## TEXT BLOCK
════════════════════

Get a quick understanding and know the basics.
Background#
If using Client-Side Rendering (CSR), the first screen will be slow. What should we do?
This will be discussed separately later.
Hydration#
- SSR rendering can be used to render the first screen, and then use JS rendering for subsequent screens.
- However, the JS still needs to be downloaded and go through the hydration process, which means associating the HTML with the corresponding JS. Hydration does not mean re-rendering, but rather adding event listener logic to the HTML. In theory, FCP (First Contentful Paint) is very fast.
- During the hydration process, JS will run twice, once on the server-side and once on the client-side. In theory, this increases TTI (Time to Interactive).
- With SSR, we have Node.js, which means we have requirements for security, stability, and high performance.
Partial Hydration#
- Astro attempts partial hydration, also known as islands.
- Next/Nuxt have the concept of server components.
- However, qwik provides 0 JS and only offers HTML, which is powerful enough in terms of performance. Next, qwik will be introduced.
- How to improve SSR performance:
- For example, caching.
stale-while-revalidate=<seconds>
experimental indicates that the client is willing to accept stale responses while asynchronously checking for updates. The value in seconds indicates the length of time the client is willing to accept stale responses. --from MDN
- For example, the island architecture.
- Load and initialize based on events such as requestIdleCallback scheduling, viewport visibility, interaction possibility, and product value.

════════════════════

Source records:
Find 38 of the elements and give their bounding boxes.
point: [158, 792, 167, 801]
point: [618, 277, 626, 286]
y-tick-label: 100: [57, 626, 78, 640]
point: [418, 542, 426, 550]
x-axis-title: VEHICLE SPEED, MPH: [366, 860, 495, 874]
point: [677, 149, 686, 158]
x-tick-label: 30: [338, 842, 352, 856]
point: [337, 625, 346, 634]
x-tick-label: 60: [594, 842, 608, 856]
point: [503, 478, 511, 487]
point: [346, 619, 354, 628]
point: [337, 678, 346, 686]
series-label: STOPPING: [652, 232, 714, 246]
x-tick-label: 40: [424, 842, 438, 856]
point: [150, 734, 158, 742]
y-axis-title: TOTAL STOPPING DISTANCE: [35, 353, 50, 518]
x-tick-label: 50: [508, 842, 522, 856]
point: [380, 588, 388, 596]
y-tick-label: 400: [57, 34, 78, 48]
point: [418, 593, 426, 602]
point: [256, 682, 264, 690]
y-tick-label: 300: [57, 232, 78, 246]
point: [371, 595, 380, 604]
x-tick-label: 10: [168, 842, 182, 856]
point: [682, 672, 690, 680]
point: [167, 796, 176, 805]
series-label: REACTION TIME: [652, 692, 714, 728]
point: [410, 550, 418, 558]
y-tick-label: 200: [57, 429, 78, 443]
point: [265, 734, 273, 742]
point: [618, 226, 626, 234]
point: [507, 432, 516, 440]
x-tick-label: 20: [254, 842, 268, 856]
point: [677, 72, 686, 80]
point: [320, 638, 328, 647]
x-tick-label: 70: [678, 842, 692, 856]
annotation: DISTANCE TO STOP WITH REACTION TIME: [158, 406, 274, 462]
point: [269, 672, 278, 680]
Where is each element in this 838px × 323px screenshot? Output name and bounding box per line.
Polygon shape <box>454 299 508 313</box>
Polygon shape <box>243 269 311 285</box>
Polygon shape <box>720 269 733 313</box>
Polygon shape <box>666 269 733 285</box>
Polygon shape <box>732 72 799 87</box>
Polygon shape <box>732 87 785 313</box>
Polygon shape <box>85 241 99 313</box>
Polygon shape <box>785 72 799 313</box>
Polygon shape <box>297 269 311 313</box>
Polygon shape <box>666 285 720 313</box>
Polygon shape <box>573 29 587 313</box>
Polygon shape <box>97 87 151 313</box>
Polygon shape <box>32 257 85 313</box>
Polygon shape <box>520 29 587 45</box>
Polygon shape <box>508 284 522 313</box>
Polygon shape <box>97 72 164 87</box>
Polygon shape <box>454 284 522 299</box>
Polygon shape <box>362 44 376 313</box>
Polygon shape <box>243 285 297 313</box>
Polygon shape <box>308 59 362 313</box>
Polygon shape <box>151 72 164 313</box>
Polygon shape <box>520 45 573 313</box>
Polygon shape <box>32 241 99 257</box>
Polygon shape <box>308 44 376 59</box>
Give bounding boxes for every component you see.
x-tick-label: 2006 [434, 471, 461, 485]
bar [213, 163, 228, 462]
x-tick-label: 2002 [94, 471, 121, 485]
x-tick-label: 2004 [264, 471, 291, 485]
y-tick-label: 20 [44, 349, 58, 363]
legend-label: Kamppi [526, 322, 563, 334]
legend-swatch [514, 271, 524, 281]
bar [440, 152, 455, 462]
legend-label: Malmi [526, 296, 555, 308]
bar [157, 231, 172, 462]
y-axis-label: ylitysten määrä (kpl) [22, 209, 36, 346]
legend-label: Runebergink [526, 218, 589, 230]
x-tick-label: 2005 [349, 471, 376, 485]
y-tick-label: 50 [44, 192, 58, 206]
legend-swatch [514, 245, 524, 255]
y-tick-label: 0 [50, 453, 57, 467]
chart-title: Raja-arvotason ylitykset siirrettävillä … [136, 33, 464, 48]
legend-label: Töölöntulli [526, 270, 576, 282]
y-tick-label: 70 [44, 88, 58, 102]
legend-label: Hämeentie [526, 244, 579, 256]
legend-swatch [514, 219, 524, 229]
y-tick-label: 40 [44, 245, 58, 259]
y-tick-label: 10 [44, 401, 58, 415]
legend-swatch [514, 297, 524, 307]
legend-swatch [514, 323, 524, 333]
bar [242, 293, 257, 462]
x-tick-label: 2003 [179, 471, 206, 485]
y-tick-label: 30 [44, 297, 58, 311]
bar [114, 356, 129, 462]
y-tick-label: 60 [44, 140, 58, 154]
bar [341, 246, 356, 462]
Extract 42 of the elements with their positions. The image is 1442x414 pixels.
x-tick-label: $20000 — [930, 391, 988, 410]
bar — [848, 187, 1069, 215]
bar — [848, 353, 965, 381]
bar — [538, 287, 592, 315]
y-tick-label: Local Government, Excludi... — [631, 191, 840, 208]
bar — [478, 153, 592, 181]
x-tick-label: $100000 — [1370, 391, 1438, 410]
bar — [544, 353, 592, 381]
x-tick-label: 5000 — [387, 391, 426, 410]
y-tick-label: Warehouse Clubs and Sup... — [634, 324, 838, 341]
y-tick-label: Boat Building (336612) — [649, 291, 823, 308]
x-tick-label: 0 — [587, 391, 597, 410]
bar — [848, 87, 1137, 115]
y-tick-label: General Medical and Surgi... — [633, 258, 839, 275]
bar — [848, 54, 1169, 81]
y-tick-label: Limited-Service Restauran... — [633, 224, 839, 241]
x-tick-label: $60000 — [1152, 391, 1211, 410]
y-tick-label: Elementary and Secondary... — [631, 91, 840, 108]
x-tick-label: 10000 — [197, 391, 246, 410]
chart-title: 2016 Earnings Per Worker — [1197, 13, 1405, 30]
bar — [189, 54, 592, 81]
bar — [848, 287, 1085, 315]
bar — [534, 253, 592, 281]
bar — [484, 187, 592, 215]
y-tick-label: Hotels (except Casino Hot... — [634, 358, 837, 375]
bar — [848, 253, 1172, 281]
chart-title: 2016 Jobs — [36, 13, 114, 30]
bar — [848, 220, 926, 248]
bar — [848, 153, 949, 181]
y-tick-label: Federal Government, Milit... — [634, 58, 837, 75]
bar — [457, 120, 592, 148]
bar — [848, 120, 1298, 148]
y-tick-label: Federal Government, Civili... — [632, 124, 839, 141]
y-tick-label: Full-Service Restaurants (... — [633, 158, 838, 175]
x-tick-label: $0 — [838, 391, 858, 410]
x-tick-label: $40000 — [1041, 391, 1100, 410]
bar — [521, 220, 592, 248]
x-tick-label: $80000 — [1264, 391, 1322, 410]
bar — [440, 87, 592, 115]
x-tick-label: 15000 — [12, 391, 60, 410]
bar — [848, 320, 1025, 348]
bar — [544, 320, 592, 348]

════════════════════

## THE TASK
In the text on SSR and hydration, what does hydration add to the HTML instead of re-rendering it?

## PROBLEM SOLUTION
Event listener logic.